* _Requests_:
1. Retype the passage of the yeast starter thread from "## rheffera (11/9/13)" to "decanting said otherwise.".
2. Using the yeast starter thread, answer these:
(a) Which yeast did rheffera revive, and how old was it?
(b) How much head space was the krausen occupying in rheffera's second post?
(c) At about what temperature has JBrew mostly kept the starter?
3. Proceed with the yeast starter thread from the point at which it ends.

— Begin Text provided —

# First Time reviving old yeast (& first starter too!)



## rheffera (11/9/13)

Heya guys,

I just wanted to report that it seems that my very first attempt at doing a yeast starter (for a YEAR old WLP380 no less) is a success!

I used a stirplate 0.5 then stepped up another litre, During the entire process it looked dead as, however a gravity reading of decanting said otherwise.

I just decanted as much as possible then pitched it 5 hours ago, I just looked at the brew and im seeing a krausen starting to form. :super:

Seems like i have successfully revived the yeast! Let's hope i didn't screw up the sanitation side of things..


----------



## rheffera (12/9/13)

Holy jesus is this yeast active! Bubbling once a second and i have the biggest krausen i have ever had since i returned to brewing...its occuping 4 Liters of head space!

It's Alive! *Cackles Madly*


----------



## JBrew (13/9/13)

Hi rheffera,

Im in the process of reviving a 3-4 mth old yeast (I bottled a bit of the yeast from a WLP001). Started on Wed night with about 300mls of wort and stepped up with another 400mls last night - plan to add 400mls tonight and probably another 400 on Sat before brewing on Sunday.

Im not getting much foaming action on the starter - is this what you experienced as well? When the yeast settles at the bottom of the starter I think I can see that's its grown a fair bit since Wed night. I have no stir plate unfortunately but have kept it mostly at around 18 degrees.

— End Text provided —
— Begin Given material —

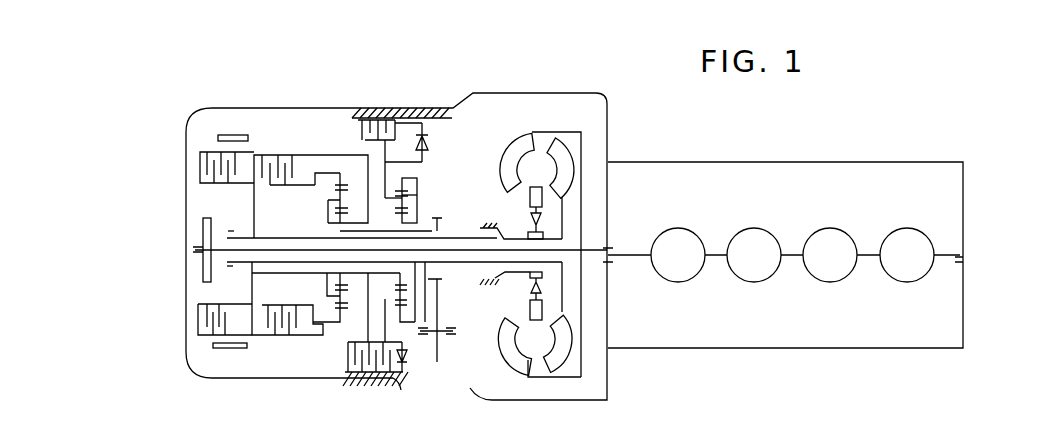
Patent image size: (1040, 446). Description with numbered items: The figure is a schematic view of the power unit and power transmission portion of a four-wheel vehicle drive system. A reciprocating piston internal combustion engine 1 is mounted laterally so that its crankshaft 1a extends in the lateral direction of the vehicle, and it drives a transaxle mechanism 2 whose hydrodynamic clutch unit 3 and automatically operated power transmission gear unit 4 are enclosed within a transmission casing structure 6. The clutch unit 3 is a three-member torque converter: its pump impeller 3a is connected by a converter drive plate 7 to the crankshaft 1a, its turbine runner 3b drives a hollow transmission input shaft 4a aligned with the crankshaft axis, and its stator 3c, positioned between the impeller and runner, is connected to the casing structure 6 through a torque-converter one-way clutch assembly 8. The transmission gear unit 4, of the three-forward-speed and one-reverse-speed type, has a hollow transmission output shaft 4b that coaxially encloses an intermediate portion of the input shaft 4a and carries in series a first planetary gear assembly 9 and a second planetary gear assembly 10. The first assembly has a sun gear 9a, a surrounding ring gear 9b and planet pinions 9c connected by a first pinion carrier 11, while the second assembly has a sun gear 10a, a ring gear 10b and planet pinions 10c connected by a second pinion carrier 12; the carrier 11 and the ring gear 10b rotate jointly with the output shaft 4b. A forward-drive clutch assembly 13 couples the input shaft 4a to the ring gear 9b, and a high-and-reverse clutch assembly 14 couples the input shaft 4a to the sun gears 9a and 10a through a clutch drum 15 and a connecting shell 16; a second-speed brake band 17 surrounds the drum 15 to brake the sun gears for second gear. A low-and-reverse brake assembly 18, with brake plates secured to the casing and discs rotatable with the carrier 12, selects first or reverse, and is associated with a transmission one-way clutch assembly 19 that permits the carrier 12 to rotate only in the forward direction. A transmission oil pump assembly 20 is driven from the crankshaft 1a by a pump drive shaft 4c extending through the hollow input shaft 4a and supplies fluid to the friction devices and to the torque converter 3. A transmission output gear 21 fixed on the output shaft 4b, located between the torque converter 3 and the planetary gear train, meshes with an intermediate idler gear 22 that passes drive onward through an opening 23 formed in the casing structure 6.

— End Given material —

* _Answers given_:
1.
## rheffera (11/9/13)

Heya guys,

I just wanted to report that it seems that my very first attempt at doing a yeast starter (for a YEAR old WLP380 no less) is a success!

I used a stirplate 0.5 then stepped up another litre, During the entire process it looked dead as, however a gravity reading of decanting said otherwise.

2.
(a) WLP380, a year old.
(b) 4 liters.
(c) Around 18 degrees.

3.
J


----------



## Yob (13/9/13)

have a look at the stepping starter calculator, adding 400ml at a time may not get you the growth you require

LINKY


----------



## rheffera (13/9/13)

Jbrew, my starter appeared dead the entire time but i can assure you, its very much alive!

You can tell because you can see there yeast cake is bigger & when you decant for the final time do a gravity reading. I was unsure if mine was alive until i saw the gravity reading. 

As yob said, 400ml each step isn't going to give you good growth. I personally use this calculator: http://www.brewersfriend.com/yeast-pitch-rate-and-starter-calculator/#cells_per_gram


If i was doing it without a stirplate id still be doing 500ml then a litre, then pitching. At any rate, it sounds like your yeast is alive.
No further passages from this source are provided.